→ **PROBLEM DETAILS**
Copy in full every line of the records below that contains the string "Nanotesla".

→ **Element boundary records**
● ● ●

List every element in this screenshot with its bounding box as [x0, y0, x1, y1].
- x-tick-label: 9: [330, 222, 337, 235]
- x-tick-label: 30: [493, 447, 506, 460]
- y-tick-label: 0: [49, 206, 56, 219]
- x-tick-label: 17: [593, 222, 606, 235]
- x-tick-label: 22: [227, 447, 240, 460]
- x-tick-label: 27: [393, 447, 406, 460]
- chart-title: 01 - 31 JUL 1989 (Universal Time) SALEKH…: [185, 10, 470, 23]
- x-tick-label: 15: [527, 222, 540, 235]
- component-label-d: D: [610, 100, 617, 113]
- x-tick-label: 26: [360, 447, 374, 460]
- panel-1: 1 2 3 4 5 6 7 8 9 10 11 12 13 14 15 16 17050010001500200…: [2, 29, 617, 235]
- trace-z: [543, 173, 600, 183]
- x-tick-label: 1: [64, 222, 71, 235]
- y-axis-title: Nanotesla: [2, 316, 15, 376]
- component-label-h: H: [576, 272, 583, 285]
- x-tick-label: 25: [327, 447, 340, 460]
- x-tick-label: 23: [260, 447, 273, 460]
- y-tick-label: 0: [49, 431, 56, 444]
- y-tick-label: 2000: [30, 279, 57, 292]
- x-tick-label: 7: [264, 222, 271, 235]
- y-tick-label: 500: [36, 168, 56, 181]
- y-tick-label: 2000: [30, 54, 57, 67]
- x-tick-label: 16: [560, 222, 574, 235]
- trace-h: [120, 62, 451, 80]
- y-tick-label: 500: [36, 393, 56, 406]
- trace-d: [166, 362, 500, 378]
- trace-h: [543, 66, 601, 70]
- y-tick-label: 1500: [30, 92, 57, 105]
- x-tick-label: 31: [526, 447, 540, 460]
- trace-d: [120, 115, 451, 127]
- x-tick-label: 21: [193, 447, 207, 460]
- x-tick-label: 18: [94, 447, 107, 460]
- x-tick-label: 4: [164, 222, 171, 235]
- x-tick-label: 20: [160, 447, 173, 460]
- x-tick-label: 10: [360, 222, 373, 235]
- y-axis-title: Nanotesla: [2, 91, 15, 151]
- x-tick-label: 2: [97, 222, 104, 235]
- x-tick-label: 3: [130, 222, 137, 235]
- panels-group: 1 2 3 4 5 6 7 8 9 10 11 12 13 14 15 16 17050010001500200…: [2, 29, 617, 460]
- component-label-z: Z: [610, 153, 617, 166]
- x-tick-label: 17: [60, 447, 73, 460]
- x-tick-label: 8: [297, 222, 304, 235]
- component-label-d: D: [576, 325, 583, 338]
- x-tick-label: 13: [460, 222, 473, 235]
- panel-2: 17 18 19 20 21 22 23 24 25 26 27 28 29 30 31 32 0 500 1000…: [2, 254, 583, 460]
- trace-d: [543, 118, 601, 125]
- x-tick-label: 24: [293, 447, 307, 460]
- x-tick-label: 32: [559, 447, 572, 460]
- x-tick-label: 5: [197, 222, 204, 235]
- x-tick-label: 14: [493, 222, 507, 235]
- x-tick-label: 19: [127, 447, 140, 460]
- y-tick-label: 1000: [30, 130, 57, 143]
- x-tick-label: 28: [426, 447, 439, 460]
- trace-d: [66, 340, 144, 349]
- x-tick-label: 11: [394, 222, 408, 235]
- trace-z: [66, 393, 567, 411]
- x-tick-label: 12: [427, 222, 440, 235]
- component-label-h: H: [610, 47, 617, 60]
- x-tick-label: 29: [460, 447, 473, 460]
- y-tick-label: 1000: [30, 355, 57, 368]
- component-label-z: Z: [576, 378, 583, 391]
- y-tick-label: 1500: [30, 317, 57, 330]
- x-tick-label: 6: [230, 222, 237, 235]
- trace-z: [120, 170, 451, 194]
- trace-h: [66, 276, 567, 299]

● ● ●

→ **OUTPUT BELOW**
- y-axis-title: Nanotesla: [2, 316, 15, 376]
- y-axis-title: Nanotesla: [2, 91, 15, 151]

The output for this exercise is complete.